= Your objective =
Copy every line of the material below word for word.

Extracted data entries
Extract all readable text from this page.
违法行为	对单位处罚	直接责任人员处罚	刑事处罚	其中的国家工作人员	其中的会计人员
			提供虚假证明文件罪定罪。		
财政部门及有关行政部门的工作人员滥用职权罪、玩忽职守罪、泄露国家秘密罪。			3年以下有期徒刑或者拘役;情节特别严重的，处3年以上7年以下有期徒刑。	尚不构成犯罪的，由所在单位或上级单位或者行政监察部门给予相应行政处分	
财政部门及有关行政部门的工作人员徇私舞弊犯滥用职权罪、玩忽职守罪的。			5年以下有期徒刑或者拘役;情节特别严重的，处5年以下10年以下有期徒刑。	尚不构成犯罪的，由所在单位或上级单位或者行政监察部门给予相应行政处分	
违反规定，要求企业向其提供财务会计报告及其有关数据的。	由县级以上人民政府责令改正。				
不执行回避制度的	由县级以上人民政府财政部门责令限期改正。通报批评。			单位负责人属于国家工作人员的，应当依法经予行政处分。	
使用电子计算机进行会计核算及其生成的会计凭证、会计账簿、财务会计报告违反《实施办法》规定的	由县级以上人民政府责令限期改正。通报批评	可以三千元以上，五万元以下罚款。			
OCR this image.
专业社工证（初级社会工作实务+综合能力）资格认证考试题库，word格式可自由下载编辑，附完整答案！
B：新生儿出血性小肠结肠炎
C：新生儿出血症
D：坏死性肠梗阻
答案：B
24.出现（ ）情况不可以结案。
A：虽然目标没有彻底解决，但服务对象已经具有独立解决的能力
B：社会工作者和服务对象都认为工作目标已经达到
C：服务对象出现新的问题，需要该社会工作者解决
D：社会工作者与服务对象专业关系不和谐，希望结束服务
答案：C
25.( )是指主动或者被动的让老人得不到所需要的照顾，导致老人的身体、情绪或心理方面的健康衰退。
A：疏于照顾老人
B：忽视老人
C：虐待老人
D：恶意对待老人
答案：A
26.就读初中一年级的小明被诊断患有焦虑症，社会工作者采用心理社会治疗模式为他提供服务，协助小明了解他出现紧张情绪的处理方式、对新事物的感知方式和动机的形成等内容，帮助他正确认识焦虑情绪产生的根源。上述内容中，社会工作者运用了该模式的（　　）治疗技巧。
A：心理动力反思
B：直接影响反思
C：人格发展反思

= Solution =
Extract all readable text from this page.
违法行为	对单位处罚	直接责任人员处罚	刑事处罚	其中的国家工作人员	其中的会计人员
			提供虚假证明文件罪定罪。		
财政部门及有关行政部门的工作人员滥用职权罪、玩忽职守罪、泄露国家秘密罪。			3年以下有期徒刑或者拘役;情节特别严重的，处3年以上7年以下有期徒刑。	尚不构成犯罪的，由所在单位或上级单位或者行政监察部门给予相应行政处分	
财政部门及有关行政部门的工作人员徇私舞弊犯滥用职权罪、玩忽职守罪的。			5年以下有期徒刑或者拘役;情节特别严重的，处5年以下10年以下有期徒刑。	尚不构成犯罪的，由所在单位或上级单位或者行政监察部门给予相应行政处分	
违反规定，要求企业向其提供财务会计报告及其有关数据的。	由县级以上人民政府责令改正。				
不执行回避制度的	由县级以上人民政府财政部门责令限期改正。通报批评。			单位负责人属于国家工作人员的，应当依法经予行政处分。	
使用电子计算机进行会计核算及其生成的会计凭证、会计账簿、财务会计报告违反《实施办法》规定的	由县级以上人民政府责令限期改正。通报批评	可以三千元以上，五万元以下罚款。			
OCR this image.
专业社工证（初级社会工作实务+综合能力）资格认证考试题库，word格式可自由下载编辑，附完整答案！
B：新生儿出血性小肠结肠炎
C：新生儿出血症
D：坏死性肠梗阻
答案：B
24.出现（ ）情况不可以结案。
A：虽然目标没有彻底解决，但服务对象已经具有独立解决的能力
B：社会工作者和服务对象都认为工作目标已经达到
C：服务对象出现新的问题，需要该社会工作者解决
D：社会工作者与服务对象专业关系不和谐，希望结束服务
答案：C
25.( )是指主动或者被动的让老人得不到所需要的照顾，导致老人的身体、情绪或心理方面的健康衰退。
A：疏于照顾老人
B：忽视老人
C：虐待老人
D：恶意对待老人
答案：A
26.就读初中一年级的小明被诊断患有焦虑症，社会工作者采用心理社会治疗模式为他提供服务，协助小明了解他出现紧张情绪的处理方式、对新事物的感知方式和动机的形成等内容，帮助他正确认识焦虑情绪产生的根源。上述内容中，社会工作者运用了该模式的（　　）治疗技巧。
A：心理动力反思
B：直接影响反思
C：人格发展反思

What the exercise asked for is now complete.